Dataset records
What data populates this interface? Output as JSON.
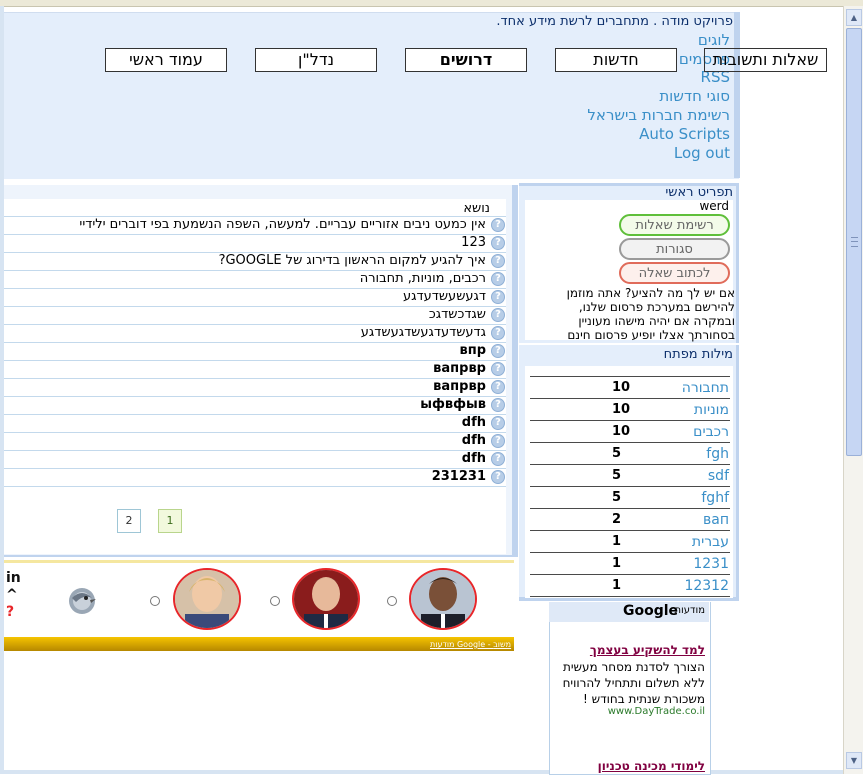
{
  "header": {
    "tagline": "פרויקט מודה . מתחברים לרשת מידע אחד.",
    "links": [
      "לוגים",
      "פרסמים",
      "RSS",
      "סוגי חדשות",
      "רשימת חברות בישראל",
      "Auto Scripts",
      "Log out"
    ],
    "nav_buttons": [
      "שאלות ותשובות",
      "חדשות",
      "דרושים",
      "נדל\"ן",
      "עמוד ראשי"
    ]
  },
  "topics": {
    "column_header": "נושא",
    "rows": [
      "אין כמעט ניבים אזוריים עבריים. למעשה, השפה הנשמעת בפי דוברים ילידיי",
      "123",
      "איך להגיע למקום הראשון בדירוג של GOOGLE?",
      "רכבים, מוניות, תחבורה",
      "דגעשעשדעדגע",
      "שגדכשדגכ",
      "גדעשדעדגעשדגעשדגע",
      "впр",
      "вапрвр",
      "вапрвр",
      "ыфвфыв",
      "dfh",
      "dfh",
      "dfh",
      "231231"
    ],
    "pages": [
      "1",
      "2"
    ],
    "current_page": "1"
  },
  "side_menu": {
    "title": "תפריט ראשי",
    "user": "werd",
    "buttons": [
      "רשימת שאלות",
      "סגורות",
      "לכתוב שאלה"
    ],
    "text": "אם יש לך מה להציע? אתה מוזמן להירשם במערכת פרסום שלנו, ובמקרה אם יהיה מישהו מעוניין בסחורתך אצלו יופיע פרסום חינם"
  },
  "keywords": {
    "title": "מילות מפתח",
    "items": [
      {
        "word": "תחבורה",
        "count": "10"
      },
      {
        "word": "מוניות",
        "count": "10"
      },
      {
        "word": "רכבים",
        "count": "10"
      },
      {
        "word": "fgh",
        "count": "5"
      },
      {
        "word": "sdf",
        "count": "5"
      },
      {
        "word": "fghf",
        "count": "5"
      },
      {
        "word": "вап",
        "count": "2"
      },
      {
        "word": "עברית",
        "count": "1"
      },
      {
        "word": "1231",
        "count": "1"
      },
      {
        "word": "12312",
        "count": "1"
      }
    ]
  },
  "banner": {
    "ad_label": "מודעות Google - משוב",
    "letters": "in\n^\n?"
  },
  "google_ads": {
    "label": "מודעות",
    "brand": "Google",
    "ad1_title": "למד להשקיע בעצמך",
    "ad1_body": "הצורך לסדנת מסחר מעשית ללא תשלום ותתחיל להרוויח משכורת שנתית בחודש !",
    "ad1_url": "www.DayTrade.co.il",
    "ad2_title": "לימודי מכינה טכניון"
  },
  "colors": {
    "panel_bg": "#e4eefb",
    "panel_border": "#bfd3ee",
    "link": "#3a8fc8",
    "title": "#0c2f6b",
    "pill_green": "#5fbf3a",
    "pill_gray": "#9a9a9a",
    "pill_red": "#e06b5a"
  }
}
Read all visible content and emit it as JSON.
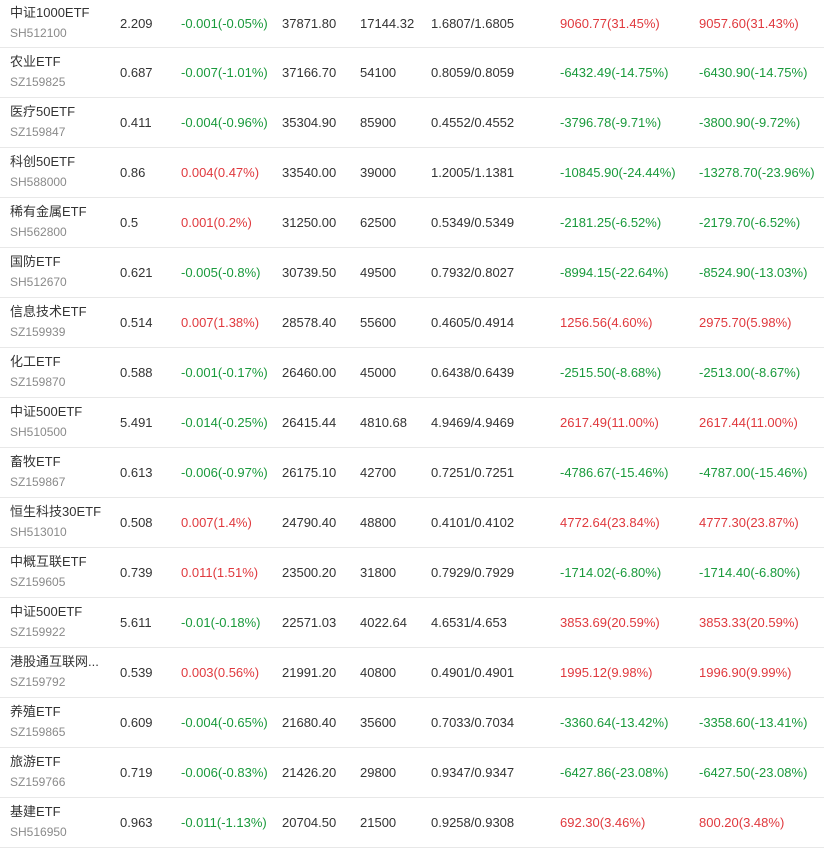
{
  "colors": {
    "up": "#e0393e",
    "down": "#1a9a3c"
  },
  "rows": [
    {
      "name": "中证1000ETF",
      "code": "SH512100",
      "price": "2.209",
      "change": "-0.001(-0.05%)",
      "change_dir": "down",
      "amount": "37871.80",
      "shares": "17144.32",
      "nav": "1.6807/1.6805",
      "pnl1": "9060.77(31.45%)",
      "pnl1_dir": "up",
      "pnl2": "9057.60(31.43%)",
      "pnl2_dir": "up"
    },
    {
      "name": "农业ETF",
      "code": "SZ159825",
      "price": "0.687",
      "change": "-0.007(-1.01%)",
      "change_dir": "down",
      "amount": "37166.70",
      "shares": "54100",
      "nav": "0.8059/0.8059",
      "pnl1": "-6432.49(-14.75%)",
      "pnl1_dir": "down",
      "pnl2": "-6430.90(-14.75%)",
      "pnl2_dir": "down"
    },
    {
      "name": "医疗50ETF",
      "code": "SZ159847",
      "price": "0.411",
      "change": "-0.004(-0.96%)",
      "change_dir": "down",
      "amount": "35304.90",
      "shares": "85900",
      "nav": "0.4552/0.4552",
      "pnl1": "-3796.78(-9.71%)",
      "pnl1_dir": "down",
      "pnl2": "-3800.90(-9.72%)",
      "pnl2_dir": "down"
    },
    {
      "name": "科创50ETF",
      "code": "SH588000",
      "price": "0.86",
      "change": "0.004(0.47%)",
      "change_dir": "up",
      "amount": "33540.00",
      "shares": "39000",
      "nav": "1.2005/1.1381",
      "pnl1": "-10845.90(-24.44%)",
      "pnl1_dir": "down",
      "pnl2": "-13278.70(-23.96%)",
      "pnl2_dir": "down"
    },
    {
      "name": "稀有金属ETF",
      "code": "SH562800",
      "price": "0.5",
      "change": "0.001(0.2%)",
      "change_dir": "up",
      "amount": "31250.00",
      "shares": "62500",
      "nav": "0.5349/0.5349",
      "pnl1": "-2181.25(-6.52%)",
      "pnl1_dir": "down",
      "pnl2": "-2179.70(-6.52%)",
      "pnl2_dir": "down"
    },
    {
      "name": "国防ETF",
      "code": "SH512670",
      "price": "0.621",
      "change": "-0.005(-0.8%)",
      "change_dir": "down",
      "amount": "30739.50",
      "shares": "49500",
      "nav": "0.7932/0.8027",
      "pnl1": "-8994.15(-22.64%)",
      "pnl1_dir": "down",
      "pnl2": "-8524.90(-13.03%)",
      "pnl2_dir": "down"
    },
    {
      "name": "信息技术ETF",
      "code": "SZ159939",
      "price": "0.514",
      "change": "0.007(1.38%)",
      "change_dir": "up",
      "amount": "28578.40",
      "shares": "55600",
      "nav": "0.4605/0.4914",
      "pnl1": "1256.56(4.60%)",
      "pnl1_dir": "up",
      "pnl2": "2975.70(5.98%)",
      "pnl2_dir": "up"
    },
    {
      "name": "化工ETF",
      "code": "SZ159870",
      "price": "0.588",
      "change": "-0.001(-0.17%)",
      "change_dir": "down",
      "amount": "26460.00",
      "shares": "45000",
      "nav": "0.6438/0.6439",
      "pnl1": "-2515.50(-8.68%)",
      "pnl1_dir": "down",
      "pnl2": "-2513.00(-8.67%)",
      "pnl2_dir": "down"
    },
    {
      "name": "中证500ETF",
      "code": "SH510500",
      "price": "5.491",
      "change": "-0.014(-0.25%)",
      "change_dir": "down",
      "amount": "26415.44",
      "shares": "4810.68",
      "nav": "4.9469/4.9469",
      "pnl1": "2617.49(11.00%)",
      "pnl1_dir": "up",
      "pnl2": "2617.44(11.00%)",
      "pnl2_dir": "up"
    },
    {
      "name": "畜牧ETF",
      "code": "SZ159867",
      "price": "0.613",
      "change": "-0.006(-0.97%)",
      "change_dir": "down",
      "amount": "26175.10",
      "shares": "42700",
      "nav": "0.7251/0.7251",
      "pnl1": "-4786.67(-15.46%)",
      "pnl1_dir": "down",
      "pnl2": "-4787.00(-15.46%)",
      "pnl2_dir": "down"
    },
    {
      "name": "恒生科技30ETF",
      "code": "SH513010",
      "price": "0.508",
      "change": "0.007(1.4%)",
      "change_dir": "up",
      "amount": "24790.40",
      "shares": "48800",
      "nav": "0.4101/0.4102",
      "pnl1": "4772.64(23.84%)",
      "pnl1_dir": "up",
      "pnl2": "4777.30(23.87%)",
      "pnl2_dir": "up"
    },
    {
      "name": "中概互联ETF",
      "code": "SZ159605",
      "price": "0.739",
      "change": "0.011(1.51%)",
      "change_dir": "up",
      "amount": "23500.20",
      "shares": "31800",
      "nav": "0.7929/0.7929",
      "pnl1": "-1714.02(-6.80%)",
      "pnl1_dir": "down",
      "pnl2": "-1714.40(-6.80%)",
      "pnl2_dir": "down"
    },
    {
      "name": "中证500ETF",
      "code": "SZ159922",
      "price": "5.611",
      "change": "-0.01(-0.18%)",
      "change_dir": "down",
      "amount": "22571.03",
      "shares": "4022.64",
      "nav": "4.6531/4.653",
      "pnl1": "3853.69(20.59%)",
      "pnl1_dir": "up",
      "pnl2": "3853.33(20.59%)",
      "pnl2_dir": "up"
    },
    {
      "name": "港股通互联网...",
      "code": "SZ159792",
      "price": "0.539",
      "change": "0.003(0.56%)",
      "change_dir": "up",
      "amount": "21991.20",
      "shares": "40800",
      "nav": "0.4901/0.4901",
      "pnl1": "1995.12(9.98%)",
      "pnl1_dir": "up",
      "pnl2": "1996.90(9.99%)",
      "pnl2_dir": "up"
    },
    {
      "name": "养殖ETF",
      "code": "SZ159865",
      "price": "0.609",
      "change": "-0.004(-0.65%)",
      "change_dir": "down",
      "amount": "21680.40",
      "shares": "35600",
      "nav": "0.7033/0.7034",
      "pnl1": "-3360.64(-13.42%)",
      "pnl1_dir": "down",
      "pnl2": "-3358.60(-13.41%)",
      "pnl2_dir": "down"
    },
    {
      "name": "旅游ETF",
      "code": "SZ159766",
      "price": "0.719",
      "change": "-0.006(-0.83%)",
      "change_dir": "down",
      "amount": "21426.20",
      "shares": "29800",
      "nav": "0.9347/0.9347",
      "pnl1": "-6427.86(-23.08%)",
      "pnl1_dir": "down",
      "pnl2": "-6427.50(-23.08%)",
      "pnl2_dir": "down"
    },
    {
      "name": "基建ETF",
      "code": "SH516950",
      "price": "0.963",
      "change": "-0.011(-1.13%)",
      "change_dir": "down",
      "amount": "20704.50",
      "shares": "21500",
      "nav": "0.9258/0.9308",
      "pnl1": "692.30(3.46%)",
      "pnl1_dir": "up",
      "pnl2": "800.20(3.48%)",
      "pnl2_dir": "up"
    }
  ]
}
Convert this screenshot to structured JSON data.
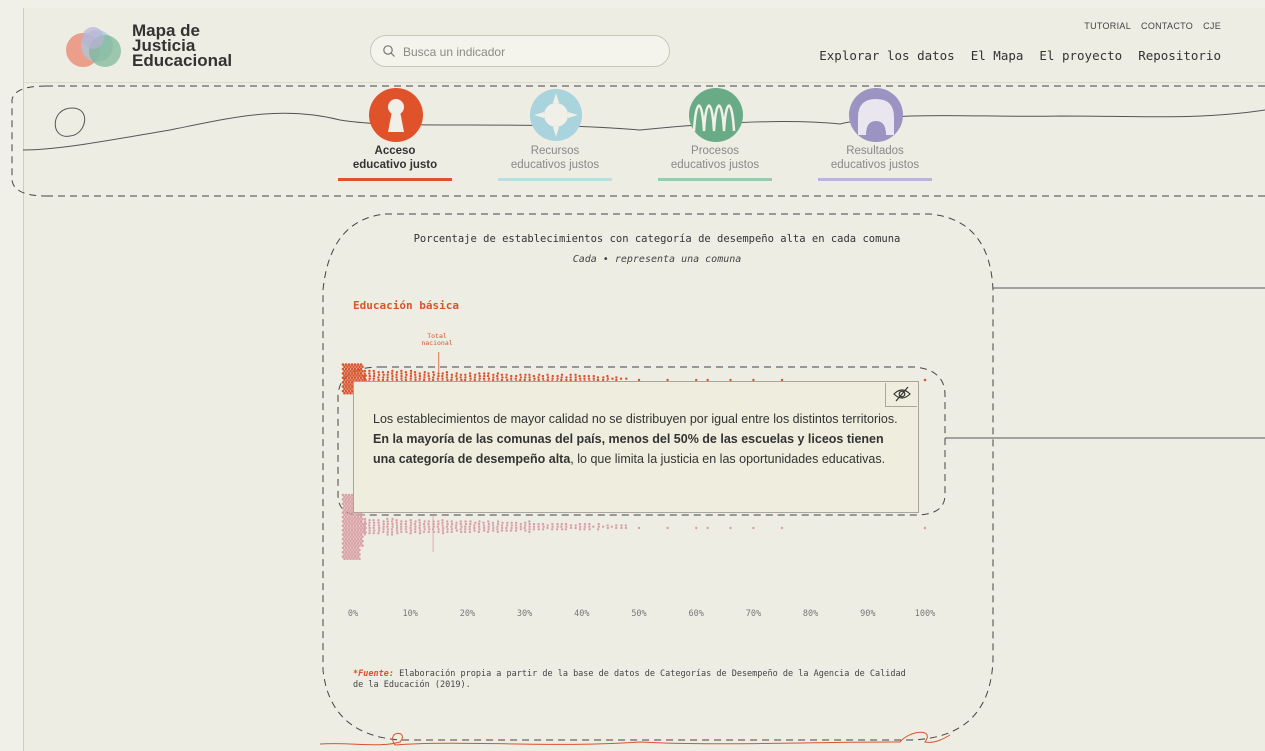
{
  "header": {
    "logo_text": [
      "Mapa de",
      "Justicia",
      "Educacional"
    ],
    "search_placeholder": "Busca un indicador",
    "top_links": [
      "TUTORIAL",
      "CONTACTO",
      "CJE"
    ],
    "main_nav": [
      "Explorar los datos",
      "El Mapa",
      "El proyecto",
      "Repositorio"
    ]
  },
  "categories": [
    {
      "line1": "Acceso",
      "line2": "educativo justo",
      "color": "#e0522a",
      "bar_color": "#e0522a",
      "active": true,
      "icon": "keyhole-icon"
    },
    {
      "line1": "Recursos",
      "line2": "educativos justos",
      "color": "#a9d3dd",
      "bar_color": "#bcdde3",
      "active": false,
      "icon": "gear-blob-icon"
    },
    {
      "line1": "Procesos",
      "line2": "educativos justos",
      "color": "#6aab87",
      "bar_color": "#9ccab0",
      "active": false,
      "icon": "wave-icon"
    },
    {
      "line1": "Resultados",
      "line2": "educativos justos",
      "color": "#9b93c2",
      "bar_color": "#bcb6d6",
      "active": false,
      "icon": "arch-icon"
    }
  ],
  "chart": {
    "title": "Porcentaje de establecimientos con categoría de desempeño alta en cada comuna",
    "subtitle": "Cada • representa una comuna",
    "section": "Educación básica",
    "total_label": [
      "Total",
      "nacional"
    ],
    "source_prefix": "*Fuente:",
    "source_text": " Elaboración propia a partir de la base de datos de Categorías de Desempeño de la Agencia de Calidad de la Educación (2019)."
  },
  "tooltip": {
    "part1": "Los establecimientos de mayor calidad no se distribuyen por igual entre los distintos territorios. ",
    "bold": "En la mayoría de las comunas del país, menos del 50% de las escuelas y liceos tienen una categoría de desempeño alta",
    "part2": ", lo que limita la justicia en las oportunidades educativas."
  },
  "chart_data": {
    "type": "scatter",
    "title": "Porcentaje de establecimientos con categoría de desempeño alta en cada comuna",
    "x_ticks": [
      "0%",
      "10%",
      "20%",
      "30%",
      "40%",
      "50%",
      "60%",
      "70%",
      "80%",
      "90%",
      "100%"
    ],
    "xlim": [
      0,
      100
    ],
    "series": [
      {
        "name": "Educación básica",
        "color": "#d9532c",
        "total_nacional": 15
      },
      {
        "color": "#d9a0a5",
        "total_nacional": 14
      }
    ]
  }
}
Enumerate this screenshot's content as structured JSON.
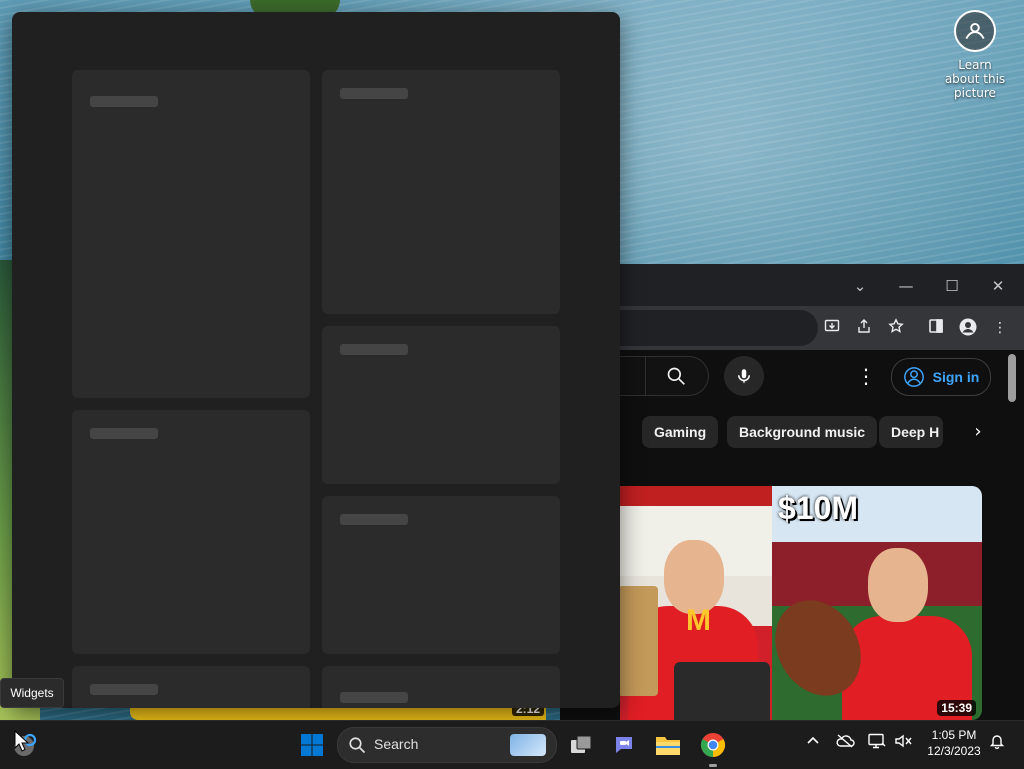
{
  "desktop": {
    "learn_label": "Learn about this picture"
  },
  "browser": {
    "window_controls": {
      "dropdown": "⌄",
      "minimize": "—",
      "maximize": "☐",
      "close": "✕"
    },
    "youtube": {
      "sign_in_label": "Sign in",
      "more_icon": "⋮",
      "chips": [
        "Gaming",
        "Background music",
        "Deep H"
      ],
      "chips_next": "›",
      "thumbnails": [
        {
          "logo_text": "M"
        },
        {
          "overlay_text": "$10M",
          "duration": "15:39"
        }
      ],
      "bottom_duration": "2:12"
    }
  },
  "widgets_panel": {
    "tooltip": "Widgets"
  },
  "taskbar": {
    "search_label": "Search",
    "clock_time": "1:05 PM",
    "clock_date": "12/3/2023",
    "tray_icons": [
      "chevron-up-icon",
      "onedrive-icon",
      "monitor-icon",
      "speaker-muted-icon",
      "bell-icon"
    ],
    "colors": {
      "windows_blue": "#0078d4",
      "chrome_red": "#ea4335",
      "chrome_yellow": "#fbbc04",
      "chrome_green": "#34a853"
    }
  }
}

▸ EXERCISE TASK
Reply with the number of lines in the material above that contain "structured", and nothing more.

▸ CORRECT RESPONSE
2